### The exercise
Where a line of the material contains the string "What", copy that line.

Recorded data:
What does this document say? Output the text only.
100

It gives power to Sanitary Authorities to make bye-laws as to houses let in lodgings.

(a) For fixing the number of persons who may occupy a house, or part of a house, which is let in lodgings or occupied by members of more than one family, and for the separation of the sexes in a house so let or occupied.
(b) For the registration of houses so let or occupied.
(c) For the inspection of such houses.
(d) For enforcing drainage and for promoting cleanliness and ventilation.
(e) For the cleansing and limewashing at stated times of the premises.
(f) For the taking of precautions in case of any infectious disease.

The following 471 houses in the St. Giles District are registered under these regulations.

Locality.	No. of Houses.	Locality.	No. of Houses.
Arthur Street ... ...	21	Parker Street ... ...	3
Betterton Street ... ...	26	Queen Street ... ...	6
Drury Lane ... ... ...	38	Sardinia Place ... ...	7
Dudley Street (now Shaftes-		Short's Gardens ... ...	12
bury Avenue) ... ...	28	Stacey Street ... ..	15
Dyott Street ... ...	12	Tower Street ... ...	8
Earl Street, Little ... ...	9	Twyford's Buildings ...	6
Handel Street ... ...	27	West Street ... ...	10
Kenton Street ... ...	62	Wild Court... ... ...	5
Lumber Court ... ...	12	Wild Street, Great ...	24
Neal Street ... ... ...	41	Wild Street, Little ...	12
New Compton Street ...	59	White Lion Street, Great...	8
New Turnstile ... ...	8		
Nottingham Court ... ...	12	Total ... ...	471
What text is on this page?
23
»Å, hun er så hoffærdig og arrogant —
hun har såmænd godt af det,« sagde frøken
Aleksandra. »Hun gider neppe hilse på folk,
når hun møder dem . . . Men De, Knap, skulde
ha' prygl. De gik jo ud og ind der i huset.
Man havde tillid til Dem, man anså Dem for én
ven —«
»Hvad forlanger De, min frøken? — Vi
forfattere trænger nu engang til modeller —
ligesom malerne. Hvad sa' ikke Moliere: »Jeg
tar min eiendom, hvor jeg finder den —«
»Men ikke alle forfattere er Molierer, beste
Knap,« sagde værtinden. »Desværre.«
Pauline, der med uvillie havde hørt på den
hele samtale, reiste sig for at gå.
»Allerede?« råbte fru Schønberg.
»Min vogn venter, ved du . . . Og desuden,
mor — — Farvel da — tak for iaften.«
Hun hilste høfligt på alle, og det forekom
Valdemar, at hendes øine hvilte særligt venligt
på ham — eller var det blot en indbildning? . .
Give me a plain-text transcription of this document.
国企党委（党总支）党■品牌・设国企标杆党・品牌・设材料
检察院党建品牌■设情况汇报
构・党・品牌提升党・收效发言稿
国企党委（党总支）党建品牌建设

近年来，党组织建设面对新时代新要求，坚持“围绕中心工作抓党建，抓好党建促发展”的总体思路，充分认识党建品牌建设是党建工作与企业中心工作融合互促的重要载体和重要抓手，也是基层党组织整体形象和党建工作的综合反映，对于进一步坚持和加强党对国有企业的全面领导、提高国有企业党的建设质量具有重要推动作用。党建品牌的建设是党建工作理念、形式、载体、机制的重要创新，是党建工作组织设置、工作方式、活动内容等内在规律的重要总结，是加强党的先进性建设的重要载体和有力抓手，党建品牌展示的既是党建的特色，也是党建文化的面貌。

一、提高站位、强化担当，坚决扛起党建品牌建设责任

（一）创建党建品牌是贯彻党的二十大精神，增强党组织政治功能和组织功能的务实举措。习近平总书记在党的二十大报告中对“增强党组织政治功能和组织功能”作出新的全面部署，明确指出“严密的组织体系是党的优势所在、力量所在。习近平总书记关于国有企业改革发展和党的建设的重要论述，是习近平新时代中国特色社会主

### The output
What does this document say? Output the text only.
What text is on this page?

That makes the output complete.